CHALLENGE: Gather the lines below that include the string "Index", copying each in full.

INPUT FOR THIS TASK:
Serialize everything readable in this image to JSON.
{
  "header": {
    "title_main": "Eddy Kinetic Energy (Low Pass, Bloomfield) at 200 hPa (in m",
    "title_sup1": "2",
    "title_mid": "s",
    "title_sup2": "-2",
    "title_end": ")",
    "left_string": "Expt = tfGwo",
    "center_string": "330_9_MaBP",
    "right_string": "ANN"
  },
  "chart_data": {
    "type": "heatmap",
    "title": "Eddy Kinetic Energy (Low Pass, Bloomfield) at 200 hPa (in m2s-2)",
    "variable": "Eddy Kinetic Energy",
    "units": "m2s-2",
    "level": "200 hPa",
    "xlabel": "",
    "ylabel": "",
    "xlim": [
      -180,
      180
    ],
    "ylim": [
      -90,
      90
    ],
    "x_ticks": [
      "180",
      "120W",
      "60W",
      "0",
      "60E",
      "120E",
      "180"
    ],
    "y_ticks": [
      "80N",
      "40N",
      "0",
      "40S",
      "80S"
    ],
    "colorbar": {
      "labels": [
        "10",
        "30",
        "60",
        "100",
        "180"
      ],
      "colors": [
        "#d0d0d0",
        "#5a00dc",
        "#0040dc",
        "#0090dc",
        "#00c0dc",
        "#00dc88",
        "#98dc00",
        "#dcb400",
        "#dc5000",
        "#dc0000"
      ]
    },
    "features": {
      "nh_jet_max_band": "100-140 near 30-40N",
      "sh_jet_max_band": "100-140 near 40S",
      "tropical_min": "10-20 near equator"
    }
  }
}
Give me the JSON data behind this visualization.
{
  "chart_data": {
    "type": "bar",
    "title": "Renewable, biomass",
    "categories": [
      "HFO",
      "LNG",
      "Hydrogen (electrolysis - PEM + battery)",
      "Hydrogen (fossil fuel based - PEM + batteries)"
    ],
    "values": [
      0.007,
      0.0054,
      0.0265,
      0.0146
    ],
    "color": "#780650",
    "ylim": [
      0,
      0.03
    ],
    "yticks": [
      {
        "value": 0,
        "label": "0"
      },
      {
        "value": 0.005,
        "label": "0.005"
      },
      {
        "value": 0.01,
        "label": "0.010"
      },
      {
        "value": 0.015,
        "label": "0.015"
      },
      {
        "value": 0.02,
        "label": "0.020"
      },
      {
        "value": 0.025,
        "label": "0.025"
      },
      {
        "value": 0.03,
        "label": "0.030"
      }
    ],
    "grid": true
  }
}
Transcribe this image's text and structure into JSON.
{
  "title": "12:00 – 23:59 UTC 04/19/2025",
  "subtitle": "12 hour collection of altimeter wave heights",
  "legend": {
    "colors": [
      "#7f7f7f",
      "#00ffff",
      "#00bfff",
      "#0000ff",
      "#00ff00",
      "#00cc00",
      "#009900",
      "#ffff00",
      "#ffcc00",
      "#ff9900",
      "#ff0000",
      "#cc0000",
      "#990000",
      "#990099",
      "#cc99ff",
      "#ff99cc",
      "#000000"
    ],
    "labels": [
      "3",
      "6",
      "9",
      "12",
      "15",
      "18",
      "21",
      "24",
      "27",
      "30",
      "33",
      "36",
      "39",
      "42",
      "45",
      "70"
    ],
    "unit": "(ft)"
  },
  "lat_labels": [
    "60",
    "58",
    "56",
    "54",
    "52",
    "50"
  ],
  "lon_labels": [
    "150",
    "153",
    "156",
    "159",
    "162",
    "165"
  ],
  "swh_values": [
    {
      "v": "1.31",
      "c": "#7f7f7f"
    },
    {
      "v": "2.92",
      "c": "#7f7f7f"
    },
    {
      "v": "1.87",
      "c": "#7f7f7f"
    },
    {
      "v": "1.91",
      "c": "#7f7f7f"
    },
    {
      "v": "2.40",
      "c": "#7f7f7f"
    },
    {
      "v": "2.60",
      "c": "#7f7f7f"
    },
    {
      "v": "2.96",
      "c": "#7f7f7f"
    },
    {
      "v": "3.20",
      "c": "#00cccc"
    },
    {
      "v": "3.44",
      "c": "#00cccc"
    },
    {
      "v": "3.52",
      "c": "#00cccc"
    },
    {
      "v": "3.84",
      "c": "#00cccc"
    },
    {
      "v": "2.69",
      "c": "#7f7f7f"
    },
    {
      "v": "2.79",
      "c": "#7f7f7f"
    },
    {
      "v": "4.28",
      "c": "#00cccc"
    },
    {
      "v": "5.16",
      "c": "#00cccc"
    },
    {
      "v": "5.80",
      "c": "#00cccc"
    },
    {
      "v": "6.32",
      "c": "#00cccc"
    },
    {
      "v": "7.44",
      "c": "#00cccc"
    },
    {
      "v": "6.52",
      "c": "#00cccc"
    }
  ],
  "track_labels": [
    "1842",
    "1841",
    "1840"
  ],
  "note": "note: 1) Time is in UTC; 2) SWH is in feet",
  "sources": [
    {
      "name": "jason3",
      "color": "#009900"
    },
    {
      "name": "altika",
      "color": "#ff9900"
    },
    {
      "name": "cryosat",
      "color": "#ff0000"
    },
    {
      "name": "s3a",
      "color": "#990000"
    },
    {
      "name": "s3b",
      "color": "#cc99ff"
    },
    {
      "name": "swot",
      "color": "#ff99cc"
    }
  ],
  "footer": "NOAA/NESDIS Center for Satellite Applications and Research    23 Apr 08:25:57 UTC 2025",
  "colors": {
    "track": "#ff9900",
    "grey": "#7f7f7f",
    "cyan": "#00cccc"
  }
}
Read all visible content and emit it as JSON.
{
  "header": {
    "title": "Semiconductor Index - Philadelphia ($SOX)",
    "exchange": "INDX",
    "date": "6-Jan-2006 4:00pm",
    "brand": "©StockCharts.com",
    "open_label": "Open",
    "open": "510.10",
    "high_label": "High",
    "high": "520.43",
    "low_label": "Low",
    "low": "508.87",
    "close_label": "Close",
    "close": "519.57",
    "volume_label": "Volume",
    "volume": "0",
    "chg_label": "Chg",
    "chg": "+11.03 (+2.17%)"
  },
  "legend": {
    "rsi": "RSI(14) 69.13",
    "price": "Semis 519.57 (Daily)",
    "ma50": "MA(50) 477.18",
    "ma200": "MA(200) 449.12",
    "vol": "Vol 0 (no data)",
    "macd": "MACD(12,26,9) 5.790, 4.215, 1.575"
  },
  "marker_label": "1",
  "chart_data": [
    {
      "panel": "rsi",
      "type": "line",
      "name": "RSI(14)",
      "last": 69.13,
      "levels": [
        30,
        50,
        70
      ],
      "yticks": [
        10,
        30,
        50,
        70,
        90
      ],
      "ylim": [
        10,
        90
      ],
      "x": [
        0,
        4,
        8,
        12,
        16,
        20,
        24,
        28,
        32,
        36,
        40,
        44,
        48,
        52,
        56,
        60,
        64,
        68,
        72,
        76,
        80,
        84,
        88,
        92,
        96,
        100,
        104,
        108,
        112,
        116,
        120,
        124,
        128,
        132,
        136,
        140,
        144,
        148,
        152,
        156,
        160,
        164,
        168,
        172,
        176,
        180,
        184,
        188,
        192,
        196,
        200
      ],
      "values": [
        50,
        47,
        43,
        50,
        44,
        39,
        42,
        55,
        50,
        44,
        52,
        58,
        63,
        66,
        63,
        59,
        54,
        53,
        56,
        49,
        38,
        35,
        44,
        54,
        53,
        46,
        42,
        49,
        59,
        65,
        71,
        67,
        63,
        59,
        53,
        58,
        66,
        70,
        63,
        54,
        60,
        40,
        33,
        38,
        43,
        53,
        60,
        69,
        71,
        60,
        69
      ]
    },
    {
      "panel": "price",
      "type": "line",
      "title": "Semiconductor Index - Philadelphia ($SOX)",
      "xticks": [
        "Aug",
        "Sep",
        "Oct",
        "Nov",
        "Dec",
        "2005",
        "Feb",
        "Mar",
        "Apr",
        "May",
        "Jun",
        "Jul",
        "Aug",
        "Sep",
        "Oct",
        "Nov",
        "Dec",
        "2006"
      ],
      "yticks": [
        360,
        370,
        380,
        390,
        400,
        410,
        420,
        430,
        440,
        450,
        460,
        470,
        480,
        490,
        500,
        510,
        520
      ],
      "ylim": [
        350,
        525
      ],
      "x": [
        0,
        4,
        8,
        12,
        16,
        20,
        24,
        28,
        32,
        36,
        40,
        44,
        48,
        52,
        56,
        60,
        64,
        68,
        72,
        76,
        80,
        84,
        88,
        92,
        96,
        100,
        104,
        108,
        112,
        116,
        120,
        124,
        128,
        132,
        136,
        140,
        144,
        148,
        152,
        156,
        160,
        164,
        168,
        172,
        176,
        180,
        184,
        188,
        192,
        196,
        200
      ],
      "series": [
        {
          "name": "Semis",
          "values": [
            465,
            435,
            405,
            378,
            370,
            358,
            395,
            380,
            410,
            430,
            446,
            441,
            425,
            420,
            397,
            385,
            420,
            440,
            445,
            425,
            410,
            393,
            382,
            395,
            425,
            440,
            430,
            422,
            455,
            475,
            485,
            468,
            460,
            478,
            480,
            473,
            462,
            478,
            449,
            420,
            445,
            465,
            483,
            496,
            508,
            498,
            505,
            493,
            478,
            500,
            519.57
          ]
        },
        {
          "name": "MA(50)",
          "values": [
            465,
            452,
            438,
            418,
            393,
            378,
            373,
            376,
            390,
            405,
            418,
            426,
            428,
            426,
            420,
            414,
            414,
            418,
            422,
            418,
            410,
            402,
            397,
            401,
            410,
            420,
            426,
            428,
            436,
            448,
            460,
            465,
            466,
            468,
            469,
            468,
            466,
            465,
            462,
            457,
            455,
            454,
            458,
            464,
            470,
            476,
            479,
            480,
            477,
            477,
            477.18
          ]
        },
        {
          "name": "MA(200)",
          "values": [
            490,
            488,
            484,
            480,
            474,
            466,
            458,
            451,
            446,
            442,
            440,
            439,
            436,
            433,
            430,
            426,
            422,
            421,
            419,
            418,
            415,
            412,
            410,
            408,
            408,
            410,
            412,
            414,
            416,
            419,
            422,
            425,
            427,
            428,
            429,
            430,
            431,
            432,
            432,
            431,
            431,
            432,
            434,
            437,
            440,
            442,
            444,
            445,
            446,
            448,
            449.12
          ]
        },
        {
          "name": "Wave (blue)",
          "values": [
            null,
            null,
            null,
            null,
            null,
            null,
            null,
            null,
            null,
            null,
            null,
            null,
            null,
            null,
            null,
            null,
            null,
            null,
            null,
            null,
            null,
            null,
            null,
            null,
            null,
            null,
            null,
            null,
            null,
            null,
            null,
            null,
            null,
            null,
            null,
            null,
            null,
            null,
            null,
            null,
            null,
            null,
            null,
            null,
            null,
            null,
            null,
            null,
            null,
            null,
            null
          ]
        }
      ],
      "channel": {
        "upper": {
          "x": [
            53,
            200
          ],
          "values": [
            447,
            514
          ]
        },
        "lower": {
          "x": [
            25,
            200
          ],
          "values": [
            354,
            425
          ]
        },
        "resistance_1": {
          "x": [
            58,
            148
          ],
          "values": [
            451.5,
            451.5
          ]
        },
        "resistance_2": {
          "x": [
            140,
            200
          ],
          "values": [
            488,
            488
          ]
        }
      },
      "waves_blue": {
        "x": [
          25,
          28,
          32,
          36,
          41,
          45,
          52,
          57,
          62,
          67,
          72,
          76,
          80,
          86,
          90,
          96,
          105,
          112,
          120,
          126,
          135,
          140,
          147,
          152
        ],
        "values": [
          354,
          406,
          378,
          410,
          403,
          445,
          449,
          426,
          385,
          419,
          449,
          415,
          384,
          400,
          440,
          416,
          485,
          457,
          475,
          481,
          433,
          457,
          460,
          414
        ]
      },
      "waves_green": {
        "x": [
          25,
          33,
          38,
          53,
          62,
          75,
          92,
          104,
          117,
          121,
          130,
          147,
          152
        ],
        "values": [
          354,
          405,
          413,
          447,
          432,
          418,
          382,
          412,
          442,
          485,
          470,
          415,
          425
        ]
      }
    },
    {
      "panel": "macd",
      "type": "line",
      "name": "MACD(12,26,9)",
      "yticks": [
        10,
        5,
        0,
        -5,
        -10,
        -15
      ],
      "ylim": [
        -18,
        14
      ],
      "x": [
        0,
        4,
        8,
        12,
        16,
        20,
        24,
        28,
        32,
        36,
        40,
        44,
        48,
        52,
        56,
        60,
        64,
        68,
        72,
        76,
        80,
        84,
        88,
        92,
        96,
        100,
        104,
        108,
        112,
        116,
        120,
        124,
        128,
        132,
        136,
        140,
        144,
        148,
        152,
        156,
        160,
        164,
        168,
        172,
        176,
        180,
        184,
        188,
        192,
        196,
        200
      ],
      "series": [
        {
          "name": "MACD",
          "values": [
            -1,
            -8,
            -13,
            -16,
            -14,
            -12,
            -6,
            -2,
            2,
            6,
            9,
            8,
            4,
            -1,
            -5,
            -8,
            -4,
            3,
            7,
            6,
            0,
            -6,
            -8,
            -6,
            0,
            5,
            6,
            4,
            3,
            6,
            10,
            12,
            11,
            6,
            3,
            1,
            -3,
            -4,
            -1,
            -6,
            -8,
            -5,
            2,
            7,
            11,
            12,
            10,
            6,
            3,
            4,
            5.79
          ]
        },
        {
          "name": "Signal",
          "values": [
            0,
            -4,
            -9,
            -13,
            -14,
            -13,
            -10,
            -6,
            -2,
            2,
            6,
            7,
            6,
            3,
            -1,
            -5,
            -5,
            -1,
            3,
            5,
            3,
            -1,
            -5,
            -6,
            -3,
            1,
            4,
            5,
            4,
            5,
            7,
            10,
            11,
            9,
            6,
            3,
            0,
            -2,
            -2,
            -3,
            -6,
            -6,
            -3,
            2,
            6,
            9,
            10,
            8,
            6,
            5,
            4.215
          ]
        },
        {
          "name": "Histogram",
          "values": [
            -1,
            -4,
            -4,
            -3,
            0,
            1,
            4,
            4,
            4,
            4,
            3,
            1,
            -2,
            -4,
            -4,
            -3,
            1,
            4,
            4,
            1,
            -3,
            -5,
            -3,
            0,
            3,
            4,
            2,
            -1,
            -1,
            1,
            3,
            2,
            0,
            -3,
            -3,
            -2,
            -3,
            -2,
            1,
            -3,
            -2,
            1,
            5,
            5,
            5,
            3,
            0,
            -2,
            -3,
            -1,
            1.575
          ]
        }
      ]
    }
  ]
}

TASK SOLUTION:
    "title": "Semiconductor Index - Philadelphia ($SOX)",
      "title": "Semiconductor Index - Philadelphia ($SOX)",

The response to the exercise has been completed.